— WHAT IS BEING ASKED —
Retype each entry below, keeping every character the same.

— START OF RECORDS SUPPLIED —

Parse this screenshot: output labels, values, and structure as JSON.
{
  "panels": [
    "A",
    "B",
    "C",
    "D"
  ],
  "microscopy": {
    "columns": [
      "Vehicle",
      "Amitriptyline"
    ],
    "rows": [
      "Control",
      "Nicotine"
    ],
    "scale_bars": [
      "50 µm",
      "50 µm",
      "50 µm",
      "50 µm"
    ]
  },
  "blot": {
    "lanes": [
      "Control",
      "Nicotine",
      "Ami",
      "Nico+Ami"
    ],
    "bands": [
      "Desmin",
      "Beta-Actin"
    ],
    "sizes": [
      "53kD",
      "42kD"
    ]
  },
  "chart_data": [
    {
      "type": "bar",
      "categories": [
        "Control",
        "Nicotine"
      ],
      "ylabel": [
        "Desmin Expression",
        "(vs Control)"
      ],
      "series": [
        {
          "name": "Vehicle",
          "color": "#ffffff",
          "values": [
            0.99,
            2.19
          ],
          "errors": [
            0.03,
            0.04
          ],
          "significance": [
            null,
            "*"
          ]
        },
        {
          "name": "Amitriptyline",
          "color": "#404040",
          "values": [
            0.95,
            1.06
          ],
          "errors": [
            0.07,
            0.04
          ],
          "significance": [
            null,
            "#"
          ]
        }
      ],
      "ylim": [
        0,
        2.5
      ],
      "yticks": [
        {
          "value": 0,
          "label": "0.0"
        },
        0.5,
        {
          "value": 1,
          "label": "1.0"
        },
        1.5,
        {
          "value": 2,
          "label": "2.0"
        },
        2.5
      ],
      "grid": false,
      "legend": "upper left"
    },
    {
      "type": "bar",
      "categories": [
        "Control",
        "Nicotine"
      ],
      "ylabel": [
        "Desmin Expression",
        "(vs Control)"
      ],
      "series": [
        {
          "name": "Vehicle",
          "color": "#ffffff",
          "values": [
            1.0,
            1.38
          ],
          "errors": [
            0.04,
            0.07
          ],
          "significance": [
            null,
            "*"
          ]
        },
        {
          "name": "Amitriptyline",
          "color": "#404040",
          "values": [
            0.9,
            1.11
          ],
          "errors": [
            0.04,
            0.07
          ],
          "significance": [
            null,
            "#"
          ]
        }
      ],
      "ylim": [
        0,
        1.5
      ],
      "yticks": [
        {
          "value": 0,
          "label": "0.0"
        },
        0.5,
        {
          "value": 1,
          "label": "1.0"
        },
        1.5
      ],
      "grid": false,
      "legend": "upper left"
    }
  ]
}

— END OF RECORDS SUPPLIED —

— CORRECT RESPONSE —
Parse this screenshot: output labels, values, and structure as JSON.
{
  "panels": [
    "A",
    "B",
    "C",
    "D"
  ],
  "microscopy": {
    "columns": [
      "Vehicle",
      "Amitriptyline"
    ],
    "rows": [
      "Control",
      "Nicotine"
    ],
    "scale_bars": [
      "50 µm",
      "50 µm",
      "50 µm",
      "50 µm"
    ]
  },
  "blot": {
    "lanes": [
      "Control",
      "Nicotine",
      "Ami",
      "Nico+Ami"
    ],
    "bands": [
      "Desmin",
      "Beta-Actin"
    ],
    "sizes": [
      "53kD",
      "42kD"
    ]
  },
  "chart_data": [
    {
      "type": "bar",
      "categories": [
        "Control",
        "Nicotine"
      ],
      "ylabel": [
        "Desmin Expression",
        "(vs Control)"
      ],
      "series": [
        {
          "name": "Vehicle",
          "color": "#ffffff",
          "values": [
            0.99,
            2.19
          ],
          "errors": [
            0.03,
            0.04
          ],
          "significance": [
            null,
            "*"
          ]
        },
        {
          "name": "Amitriptyline",
          "color": "#404040",
          "values": [
            0.95,
            1.06
          ],
          "errors": [
            0.07,
            0.04
          ],
          "significance": [
            null,
            "#"
          ]
        }
      ],
      "ylim": [
        0,
        2.5
      ],
      "yticks": [
        {
          "value": 0,
          "label": "0.0"
        },
        0.5,
        {
          "value": 1,
          "label": "1.0"
        },
        1.5,
        {
          "value": 2,
          "label": "2.0"
        },
        2.5
      ],
      "grid": false,
      "legend": "upper left"
    },
    {
      "type": "bar",
      "categories": [
        "Control",
        "Nicotine"
      ],
      "ylabel": [
        "Desmin Expression",
        "(vs Control)"
      ],
      "series": [
        {
          "name": "Vehicle",
          "color": "#ffffff",
          "values": [
            1.0,
            1.38
          ],
          "errors": [
            0.04,
            0.07
          ],
          "significance": [
            null,
            "*"
          ]
        },
        {
          "name": "Amitriptyline",
          "color": "#404040",
          "values": [
            0.9,
            1.11
          ],
          "errors": [
            0.04,
            0.07
          ],
          "significance": [
            null,
            "#"
          ]
        }
      ],
      "ylim": [
        0,
        1.5
      ],
      "yticks": [
        {
          "value": 0,
          "label": "0.0"
        },
        0.5,
        {
          "value": 1,
          "label": "1.0"
        },
        1.5
      ],
      "grid": false,
      "legend": "upper left"
    }
  ]
}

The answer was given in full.